**WHAT NEEDS TO BE DONE:** Extract all data as written.

**Records from a dataset:**

________

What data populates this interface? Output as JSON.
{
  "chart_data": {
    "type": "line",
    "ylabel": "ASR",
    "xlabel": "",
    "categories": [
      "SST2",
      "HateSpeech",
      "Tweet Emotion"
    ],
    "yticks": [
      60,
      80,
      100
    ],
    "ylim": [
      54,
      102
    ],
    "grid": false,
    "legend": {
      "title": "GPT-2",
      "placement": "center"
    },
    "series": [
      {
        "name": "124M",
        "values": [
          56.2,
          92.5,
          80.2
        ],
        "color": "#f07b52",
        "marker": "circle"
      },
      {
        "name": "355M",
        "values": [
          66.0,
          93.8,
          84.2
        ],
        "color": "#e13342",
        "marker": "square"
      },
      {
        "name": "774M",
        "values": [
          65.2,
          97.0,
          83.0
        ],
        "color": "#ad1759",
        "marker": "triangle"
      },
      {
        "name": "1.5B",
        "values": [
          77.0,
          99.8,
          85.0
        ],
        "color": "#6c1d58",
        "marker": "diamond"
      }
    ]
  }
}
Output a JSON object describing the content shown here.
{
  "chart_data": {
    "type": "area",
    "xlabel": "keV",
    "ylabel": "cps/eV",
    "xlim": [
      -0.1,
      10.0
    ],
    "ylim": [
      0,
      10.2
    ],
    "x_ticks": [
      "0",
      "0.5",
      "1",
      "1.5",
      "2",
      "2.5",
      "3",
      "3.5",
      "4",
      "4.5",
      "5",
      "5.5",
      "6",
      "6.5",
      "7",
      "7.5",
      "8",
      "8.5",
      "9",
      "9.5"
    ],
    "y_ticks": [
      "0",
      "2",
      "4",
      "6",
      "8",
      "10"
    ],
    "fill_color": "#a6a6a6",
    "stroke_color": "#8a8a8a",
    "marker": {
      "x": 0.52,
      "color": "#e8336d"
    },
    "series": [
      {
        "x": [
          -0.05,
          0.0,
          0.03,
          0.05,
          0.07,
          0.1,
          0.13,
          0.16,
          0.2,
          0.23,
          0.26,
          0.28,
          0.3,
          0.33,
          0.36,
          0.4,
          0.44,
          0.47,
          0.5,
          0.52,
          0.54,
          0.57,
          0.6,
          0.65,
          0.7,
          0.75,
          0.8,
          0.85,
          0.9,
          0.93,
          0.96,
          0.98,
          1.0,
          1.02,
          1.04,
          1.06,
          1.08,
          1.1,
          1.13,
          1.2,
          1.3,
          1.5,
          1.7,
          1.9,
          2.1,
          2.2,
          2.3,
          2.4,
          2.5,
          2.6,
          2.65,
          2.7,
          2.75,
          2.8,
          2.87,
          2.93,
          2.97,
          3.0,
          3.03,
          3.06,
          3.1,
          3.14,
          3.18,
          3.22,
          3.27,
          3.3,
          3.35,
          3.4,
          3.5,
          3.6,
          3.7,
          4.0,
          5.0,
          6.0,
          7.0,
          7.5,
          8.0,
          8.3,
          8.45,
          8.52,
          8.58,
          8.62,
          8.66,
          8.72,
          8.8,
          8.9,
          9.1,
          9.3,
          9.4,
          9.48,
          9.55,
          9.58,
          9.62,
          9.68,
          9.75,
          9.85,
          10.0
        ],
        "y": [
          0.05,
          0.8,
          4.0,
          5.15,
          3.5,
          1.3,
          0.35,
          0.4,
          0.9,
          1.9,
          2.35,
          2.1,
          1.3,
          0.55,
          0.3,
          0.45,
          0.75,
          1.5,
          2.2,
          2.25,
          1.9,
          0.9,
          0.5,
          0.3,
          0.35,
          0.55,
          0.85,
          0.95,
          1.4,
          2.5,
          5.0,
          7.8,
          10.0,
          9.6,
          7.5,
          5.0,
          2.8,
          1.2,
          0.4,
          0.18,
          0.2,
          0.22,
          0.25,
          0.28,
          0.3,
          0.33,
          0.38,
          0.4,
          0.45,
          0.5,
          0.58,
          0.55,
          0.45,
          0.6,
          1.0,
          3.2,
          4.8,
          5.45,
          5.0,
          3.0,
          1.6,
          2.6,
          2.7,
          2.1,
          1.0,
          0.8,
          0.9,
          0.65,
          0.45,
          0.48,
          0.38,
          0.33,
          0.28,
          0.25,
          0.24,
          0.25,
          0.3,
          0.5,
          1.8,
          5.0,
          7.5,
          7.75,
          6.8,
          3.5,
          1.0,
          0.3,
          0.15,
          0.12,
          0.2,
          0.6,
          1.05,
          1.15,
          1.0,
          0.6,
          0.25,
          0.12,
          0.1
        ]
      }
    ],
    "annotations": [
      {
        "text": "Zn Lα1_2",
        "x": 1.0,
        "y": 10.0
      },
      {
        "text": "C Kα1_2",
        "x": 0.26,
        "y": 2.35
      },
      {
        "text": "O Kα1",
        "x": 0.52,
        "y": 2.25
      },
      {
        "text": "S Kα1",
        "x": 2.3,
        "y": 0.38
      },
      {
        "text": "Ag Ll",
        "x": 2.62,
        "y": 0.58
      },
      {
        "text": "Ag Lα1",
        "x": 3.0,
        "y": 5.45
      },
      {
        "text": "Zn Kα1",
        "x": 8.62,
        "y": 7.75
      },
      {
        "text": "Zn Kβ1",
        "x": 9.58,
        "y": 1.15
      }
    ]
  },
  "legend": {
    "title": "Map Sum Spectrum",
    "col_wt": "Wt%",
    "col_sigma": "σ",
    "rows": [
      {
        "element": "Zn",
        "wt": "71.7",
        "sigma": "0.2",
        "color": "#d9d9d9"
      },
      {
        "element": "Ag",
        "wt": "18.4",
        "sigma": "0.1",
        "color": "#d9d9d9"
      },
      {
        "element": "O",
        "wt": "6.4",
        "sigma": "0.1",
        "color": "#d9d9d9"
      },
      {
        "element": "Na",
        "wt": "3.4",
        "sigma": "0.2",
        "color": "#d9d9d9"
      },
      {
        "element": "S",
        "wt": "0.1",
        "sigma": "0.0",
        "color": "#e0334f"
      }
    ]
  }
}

________

**RESPONSE TO THIS EXERCISE:**
What data populates this interface? Output as JSON.
{
  "chart_data": {
    "type": "line",
    "ylabel": "ASR",
    "xlabel": "",
    "categories": [
      "SST2",
      "HateSpeech",
      "Tweet Emotion"
    ],
    "yticks": [
      60,
      80,
      100
    ],
    "ylim": [
      54,
      102
    ],
    "grid": false,
    "legend": {
      "title": "GPT-2",
      "placement": "center"
    },
    "series": [
      {
        "name": "124M",
        "values": [
          56.2,
          92.5,
          80.2
        ],
        "color": "#f07b52",
        "marker": "circle"
      },
      {
        "name": "355M",
        "values": [
          66.0,
          93.8,
          84.2
        ],
        "color": "#e13342",
        "marker": "square"
      },
      {
        "name": "774M",
        "values": [
          65.2,
          97.0,
          83.0
        ],
        "color": "#ad1759",
        "marker": "triangle"
      },
      {
        "name": "1.5B",
        "values": [
          77.0,
          99.8,
          85.0
        ],
        "color": "#6c1d58",
        "marker": "diamond"
      }
    ]
  }
}
Output a JSON object describing the content shown here.
{
  "chart_data": {
    "type": "area",
    "xlabel": "keV",
    "ylabel": "cps/eV",
    "xlim": [
      -0.1,
      10.0
    ],
    "ylim": [
      0,
      10.2
    ],
    "x_ticks": [
      "0",
      "0.5",
      "1",
      "1.5",
      "2",
      "2.5",
      "3",
      "3.5",
      "4",
      "4.5",
      "5",
      "5.5",
      "6",
      "6.5",
      "7",
      "7.5",
      "8",
      "8.5",
      "9",
      "9.5"
    ],
    "y_ticks": [
      "0",
      "2",
      "4",
      "6",
      "8",
      "10"
    ],
    "fill_color": "#a6a6a6",
    "stroke_color": "#8a8a8a",
    "marker": {
      "x": 0.52,
      "color": "#e8336d"
    },
    "series": [
      {
        "x": [
          -0.05,
          0.0,
          0.03,
          0.05,
          0.07,
          0.1,
          0.13,
          0.16,
          0.2,
          0.23,
          0.26,
          0.28,
          0.3,
          0.33,
          0.36,
          0.4,
          0.44,
          0.47,
          0.5,
          0.52,
          0.54,
          0.57,
          0.6,
          0.65,
          0.7,
          0.75,
          0.8,
          0.85,
          0.9,
          0.93,
          0.96,
          0.98,
          1.0,
          1.02,
          1.04,
          1.06,
          1.08,
          1.1,
          1.13,
          1.2,
          1.3,
          1.5,
          1.7,
          1.9,
          2.1,
          2.2,
          2.3,
          2.4,
          2.5,
          2.6,
          2.65,
          2.7,
          2.75,
          2.8,
          2.87,
          2.93,
          2.97,
          3.0,
          3.03,
          3.06,
          3.1,
          3.14,
          3.18,
          3.22,
          3.27,
          3.3,
          3.35,
          3.4,
          3.5,
          3.6,
          3.7,
          4.0,
          5.0,
          6.0,
          7.0,
          7.5,
          8.0,
          8.3,
          8.45,
          8.52,
          8.58,
          8.62,
          8.66,
          8.72,
          8.8,
          8.9,
          9.1,
          9.3,
          9.4,
          9.48,
          9.55,
          9.58,
          9.62,
          9.68,
          9.75,
          9.85,
          10.0
        ],
        "y": [
          0.05,
          0.8,
          4.0,
          5.15,
          3.5,
          1.3,
          0.35,
          0.4,
          0.9,
          1.9,
          2.35,
          2.1,
          1.3,
          0.55,
          0.3,
          0.45,
          0.75,
          1.5,
          2.2,
          2.25,
          1.9,
          0.9,
          0.5,
          0.3,
          0.35,
          0.55,
          0.85,
          0.95,
          1.4,
          2.5,
          5.0,
          7.8,
          10.0,
          9.6,
          7.5,
          5.0,
          2.8,
          1.2,
          0.4,
          0.18,
          0.2,
          0.22,
          0.25,
          0.28,
          0.3,
          0.33,
          0.38,
          0.4,
          0.45,
          0.5,
          0.58,
          0.55,
          0.45,
          0.6,
          1.0,
          3.2,
          4.8,
          5.45,
          5.0,
          3.0,
          1.6,
          2.6,
          2.7,
          2.1,
          1.0,
          0.8,
          0.9,
          0.65,
          0.45,
          0.48,
          0.38,
          0.33,
          0.28,
          0.25,
          0.24,
          0.25,
          0.3,
          0.5,
          1.8,
          5.0,
          7.5,
          7.75,
          6.8,
          3.5,
          1.0,
          0.3,
          0.15,
          0.12,
          0.2,
          0.6,
          1.05,
          1.15,
          1.0,
          0.6,
          0.25,
          0.12,
          0.1
        ]
      }
    ],
    "annotations": [
      {
        "text": "Zn Lα1_2",
        "x": 1.0,
        "y": 10.0
      },
      {
        "text": "C Kα1_2",
        "x": 0.26,
        "y": 2.35
      },
      {
        "text": "O Kα1",
        "x": 0.52,
        "y": 2.25
      },
      {
        "text": "S Kα1",
        "x": 2.3,
        "y": 0.38
      },
      {
        "text": "Ag Ll",
        "x": 2.62,
        "y": 0.58
      },
      {
        "text": "Ag Lα1",
        "x": 3.0,
        "y": 5.45
      },
      {
        "text": "Zn Kα1",
        "x": 8.62,
        "y": 7.75
      },
      {
        "text": "Zn Kβ1",
        "x": 9.58,
        "y": 1.15
      }
    ]
  },
  "legend": {
    "title": "Map Sum Spectrum",
    "col_wt": "Wt%",
    "col_sigma": "σ",
    "rows": [
      {
        "element": "Zn",
        "wt": "71.7",
        "sigma": "0.2",
        "color": "#d9d9d9"
      },
      {
        "element": "Ag",
        "wt": "18.4",
        "sigma": "0.1",
        "color": "#d9d9d9"
      },
      {
        "element": "O",
        "wt": "6.4",
        "sigma": "0.1",
        "color": "#d9d9d9"
      },
      {
        "element": "Na",
        "wt": "3.4",
        "sigma": "0.2",
        "color": "#d9d9d9"
      },
      {
        "element": "S",
        "wt": "0.1",
        "sigma": "0.0",
        "color": "#e0334f"
      }
    ]
  }
}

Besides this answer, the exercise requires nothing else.